Dataset entries:
————————

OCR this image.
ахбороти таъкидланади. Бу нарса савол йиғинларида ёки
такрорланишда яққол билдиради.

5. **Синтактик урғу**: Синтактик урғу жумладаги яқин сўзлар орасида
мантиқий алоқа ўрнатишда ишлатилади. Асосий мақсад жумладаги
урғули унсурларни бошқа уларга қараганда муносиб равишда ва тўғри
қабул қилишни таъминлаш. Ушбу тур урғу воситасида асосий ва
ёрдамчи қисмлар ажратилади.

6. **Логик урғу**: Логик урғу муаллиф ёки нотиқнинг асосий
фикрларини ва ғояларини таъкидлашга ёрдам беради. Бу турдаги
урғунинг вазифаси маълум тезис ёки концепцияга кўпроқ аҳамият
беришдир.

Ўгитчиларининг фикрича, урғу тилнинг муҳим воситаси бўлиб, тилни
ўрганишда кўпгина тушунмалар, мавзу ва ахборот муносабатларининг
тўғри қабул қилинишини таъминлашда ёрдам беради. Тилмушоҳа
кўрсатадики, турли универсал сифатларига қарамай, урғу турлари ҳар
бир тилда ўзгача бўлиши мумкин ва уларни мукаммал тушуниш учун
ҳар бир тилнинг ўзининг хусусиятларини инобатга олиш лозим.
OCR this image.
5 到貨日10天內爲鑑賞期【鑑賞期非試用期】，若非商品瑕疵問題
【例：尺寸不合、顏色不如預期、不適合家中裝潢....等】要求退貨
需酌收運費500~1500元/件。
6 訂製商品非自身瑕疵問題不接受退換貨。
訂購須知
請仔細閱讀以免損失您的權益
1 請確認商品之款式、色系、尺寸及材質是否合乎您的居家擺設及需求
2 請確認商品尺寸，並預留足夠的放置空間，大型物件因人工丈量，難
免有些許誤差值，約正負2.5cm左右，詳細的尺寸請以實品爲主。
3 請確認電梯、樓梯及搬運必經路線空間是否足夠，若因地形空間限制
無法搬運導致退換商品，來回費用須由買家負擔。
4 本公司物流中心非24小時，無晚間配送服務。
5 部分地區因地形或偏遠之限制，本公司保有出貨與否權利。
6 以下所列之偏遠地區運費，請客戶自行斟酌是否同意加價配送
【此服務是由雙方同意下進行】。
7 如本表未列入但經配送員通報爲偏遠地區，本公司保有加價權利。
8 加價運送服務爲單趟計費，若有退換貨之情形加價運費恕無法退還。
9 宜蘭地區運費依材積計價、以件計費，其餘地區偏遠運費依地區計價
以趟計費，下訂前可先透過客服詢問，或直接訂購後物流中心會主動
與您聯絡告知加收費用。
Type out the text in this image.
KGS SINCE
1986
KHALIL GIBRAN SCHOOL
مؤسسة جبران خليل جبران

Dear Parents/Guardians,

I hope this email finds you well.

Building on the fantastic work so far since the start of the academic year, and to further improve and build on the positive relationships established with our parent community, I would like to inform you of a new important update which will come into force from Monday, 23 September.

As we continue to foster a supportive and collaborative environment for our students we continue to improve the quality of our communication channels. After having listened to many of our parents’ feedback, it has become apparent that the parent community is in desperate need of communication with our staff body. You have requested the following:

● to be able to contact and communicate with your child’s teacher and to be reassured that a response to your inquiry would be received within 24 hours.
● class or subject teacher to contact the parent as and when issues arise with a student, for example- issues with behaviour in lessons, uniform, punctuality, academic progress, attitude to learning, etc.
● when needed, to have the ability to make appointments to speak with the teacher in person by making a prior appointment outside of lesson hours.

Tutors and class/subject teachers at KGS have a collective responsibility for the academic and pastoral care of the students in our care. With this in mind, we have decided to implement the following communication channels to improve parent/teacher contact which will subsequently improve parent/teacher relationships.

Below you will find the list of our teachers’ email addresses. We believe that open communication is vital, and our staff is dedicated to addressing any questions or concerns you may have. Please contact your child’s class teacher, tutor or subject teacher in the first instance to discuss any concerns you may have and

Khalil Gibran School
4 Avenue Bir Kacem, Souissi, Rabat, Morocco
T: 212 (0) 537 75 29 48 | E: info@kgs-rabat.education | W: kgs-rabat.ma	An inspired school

————————

*What you have to do*.
In the entries above, find every line holding the word "hours" and copy it out.

*Response to the task*.
● to be able to contact and communicate with your child’s teacher and to be reassured that a response to your inquiry would be received within 24 hours.
● when needed, to have the ability to make appointments to speak with the teacher in person by making a prior appointment outside of lesson hours.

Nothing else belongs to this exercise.